----- Available data -----

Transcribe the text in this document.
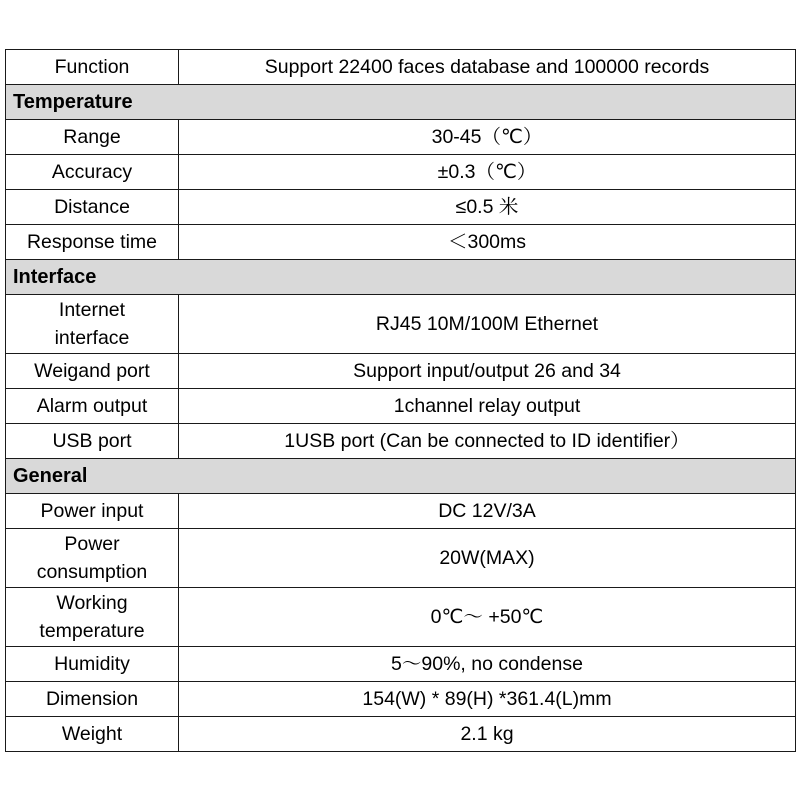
Function	Support 22400 faces database and 100000 records
Temperature	
Range	30-45（℃）
Accuracy	±0.3（℃）
Distance	≤0.5 米
Response time	＜300ms
Interface	
Internet interface	RJ45 10M/100M Ethernet
Weigand port	Support input/output 26 and 34
Alarm output	1channel relay output
USB port	1USB port (Can be connected to ID identifier）
General	
Power input	DC 12V/3A
Power consumption	20W(MAX)
Working temperature	0℃～ +50℃
Humidity	5～90%, no condense
Dimension	154(W) * 89(H) *361.4(L)mm
Weight	2.1 kg
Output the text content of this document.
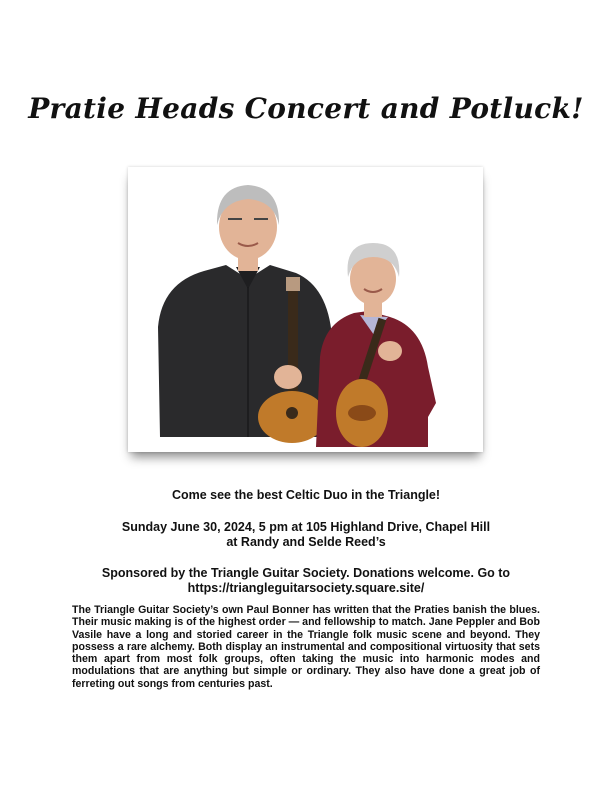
Pratie Heads Concert and Potluck!
Come see the best Celtic Duo in the Triangle!
Sunday June 30, 2024, 5 pm at 105 Highland Drive, Chapel Hill
at Randy and Selde Reed’s
Sponsored by the Triangle Guitar Society. Donations welcome. Go to
https://triangleguitarsociety.square.site/
The Triangle Guitar Society’s own Paul Bonner has written that the Praties banish the blues. Their music making is of the highest order — and fellowship to match. Jane Peppler and Bob Vasile have a long and storied career in the Triangle folk music scene and beyond. They possess a rare alchemy. Both display an instrumental and compositional virtuosity that sets them apart from most folk groups, often taking the music into harmonic modes and modulations that are anything but simple or ordinary. They also have done a great job of ferreting out songs from centuries past.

-----

Exercise brief
Your copy should match the records word for word, with the pictures removed.

Answer for this exercise
Transcribe the text in this document.
Function	Support 22400 faces database and 100000 records
Temperature	
Range	30-45（℃）
Accuracy	±0.3（℃）
Distance	≤0.5 米
Response time	＜300ms
Interface	
Internet interface	RJ45 10M/100M Ethernet
Weigand port	Support input/output 26 and 34
Alarm output	1channel relay output
USB port	1USB port (Can be connected to ID identifier）
General	
Power input	DC 12V/3A
Power consumption	20W(MAX)
Working temperature	0℃～ +50℃
Humidity	5～90%, no condense
Dimension	154(W) * 89(H) *361.4(L)mm
Weight	2.1 kg
Output the text content of this document.
Pratie Heads Concert and Potluck!
Come see the best Celtic Duo in the Triangle!
Sunday June 30, 2024, 5 pm at 105 Highland Drive, Chapel Hill
at Randy and Selde Reed’s
Sponsored by the Triangle Guitar Society. Donations welcome. Go to
https://triangleguitarsociety.square.site/
The Triangle Guitar Society’s own Paul Bonner has written that the Praties banish the blues. Their music making is of the highest order — and fellowship to match. Jane Peppler and Bob Vasile have a long and storied career in the Triangle folk music scene and beyond. They possess a rare alchemy. Both display an instrumental and compositional virtuosity that sets them apart from most folk groups, often taking the music into harmonic modes and modulations that are anything but simple or ordinary. They also have done a great job of ferreting out songs from centuries past.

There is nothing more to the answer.